▶ **Work to do**:
Identify each line holding the string "Ferdinand" and copy it.

>> start Record list

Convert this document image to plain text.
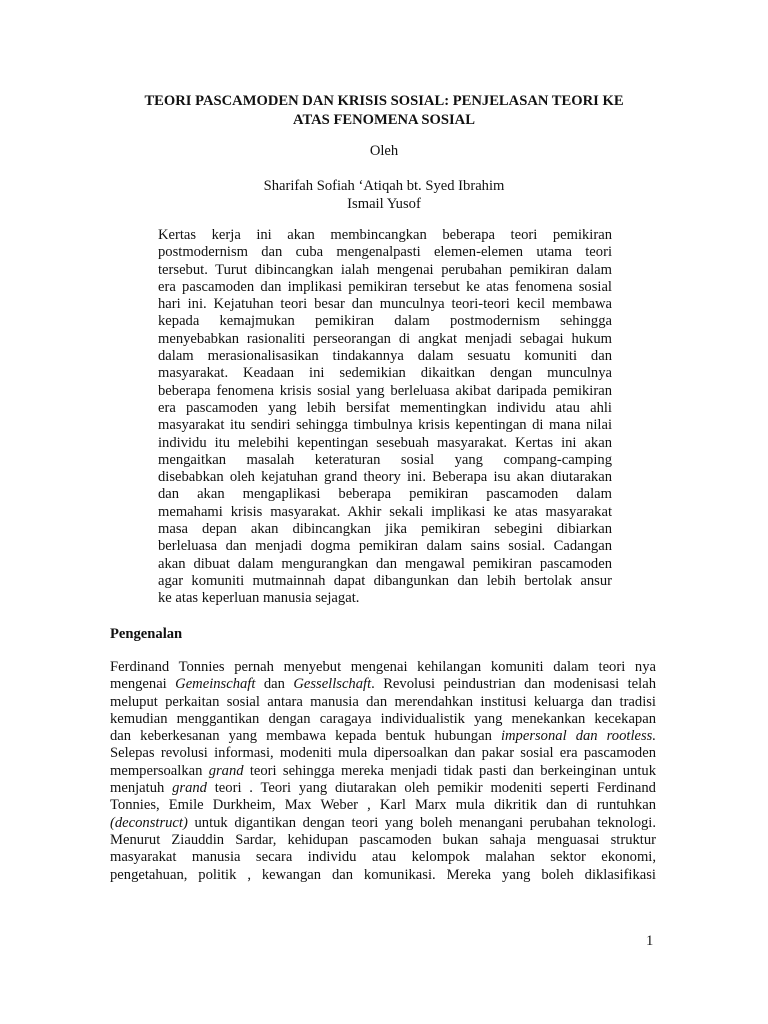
TEORI PASCAMODEN DAN KRISIS SOSIAL: PENJELASAN TEORI KE
ATAS FENOMENA SOSIAL
Oleh
Sharifah Sofiah ‘Atiqah bt. Syed Ibrahim
Ismail Yusof
Kertas kerja ini akan membincangkan beberapa teori pemikiran
postmodernism dan cuba mengenalpasti elemen-elemen utama teori
tersebut. Turut dibincangkan ialah mengenai perubahan pemikiran dalam
era pascamoden dan implikasi pemikiran tersebut ke atas fenomena sosial
hari ini. Kejatuhan teori besar dan munculnya teori-teori kecil membawa
kepada kemajmukan pemikiran dalam postmodernism sehingga
menyebabkan rasionaliti perseorangan di angkat menjadi sebagai hukum
dalam merasionalisasikan tindakannya dalam sesuatu komuniti dan
masyarakat. Keadaan ini sedemikian dikaitkan dengan munculnya
beberapa fenomena krisis sosial yang berleluasa akibat daripada pemikiran
era pascamoden yang lebih bersifat mementingkan individu atau ahli
masyarakat itu sendiri sehingga timbulnya krisis kepentingan di mana nilai
individu itu melebihi kepentingan sesebuah masyarakat. Kertas ini akan
mengaitkan masalah keteraturan sosial yang compang-camping
disebabkan oleh kejatuhan grand theory ini. Beberapa isu akan diutarakan
dan akan mengaplikasi beberapa pemikiran pascamoden dalam
memahami krisis masyarakat. Akhir sekali implikasi ke atas masyarakat
masa depan akan dibincangkan jika pemikiran sebegini dibiarkan
berleluasa dan menjadi dogma pemikiran dalam sains sosial. Cadangan
akan dibuat dalam mengurangkan dan mengawal pemikiran pascamoden
agar komuniti mutmainnah dapat dibangunkan dan lebih bertolak ansur
ke atas keperluan manusia sejagat.
Pengenalan
Ferdinand Tonnies pernah menyebut mengenai kehilangan komuniti dalam teori nya
mengenai Gemeinschaft dan Gessellschaft. Revolusi peindustrian dan modenisasi telah
meluput perkaitan sosial antara manusia dan merendahkan institusi keluarga dan tradisi
kemudian menggantikan dengan caragaya individualistik yang menekankan kecekapan
dan keberkesanan yang membawa kepada bentuk hubungan impersonal dan rootless.
Selepas revolusi informasi, modeniti mula dipersoalkan dan pakar sosial era pascamoden
mempersoalkan grand teori sehingga mereka menjadi tidak pasti dan berkeinginan untuk
menjatuh grand teori . Teori yang diutarakan oleh pemikir modeniti seperti Ferdinand
Tonnies, Emile Durkheim, Max Weber , Karl Marx mula dikritik dan di runtuhkan
(deconstruct) untuk digantikan dengan teori yang boleh menangani perubahan teknologi.
Menurut Ziauddin Sardar, kehidupan pascamoden bukan sahaja menguasai struktur
masyarakat manusia secara individu atau kelompok malahan sektor ekonomi,
pengetahuan, politik , kewangan dan komunikasi. Mereka yang boleh diklasifikasi
1
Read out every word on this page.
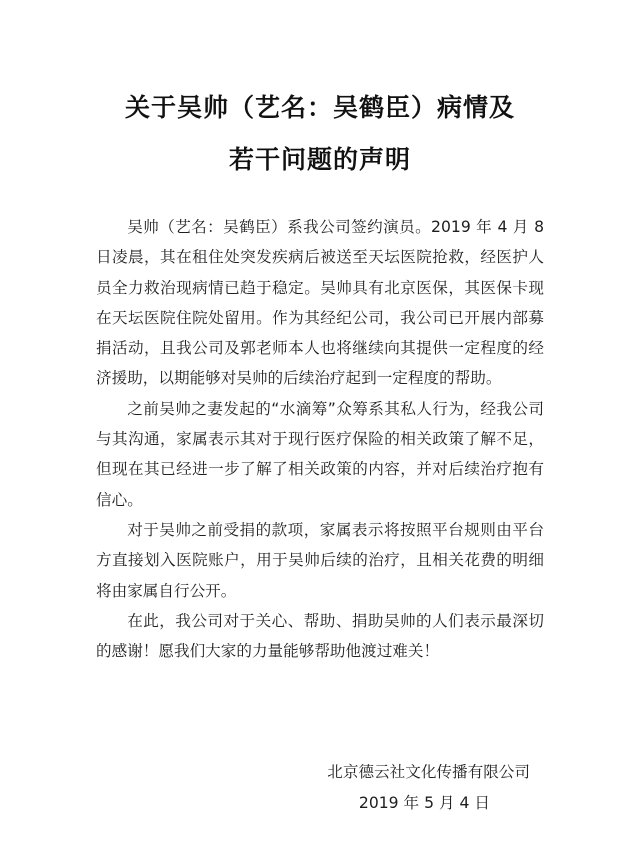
关于吴帅（艺名：吴鹤臣）病情及
若干问题的声明

吴帅（艺名：吴鹤臣）系我公司签约演员。2019 年 4 月 8 日凌晨，其在租住处突发疾病后被送至天坛医院抢救，经医护人员全力救治现病情已趋于稳定。吴帅具有北京医保，其医保卡现在天坛医院住院处留用。作为其经纪公司，我公司已开展内部募捐活动，且我公司及郭老师本人也将继续向其提供一定程度的经济援助，以期能够对吴帅的后续治疗起到一定程度的帮助。

之前吴帅之妻发起的“水滴筹”众筹系其私人行为，经我公司与其沟通，家属表示其对于现行医疗保险的相关政策了解不足，但现在其已经进一步了解了相关政策的内容，并对后续治疗抱有信心。

对于吴帅之前受捐的款项，家属表示将按照平台规则由平台方直接划入医院账户，用于吴帅后续的治疗，且相关花费的明细将由家属自行公开。

在此，我公司对于关心、帮助、捐助吴帅的人们表示最深切的感谢！愿我们大家的力量能够帮助他渡过难关！

北京德云社文化传播有限公司
2019 年 5 月 4 日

>> end Record list

▶ **Result**:
Ferdinand Tonnies pernah menyebut mengenai kehilangan komuniti dalam teori nya
menjatuh grand teori . Teori yang diutarakan oleh pemikir modeniti seperti Ferdinand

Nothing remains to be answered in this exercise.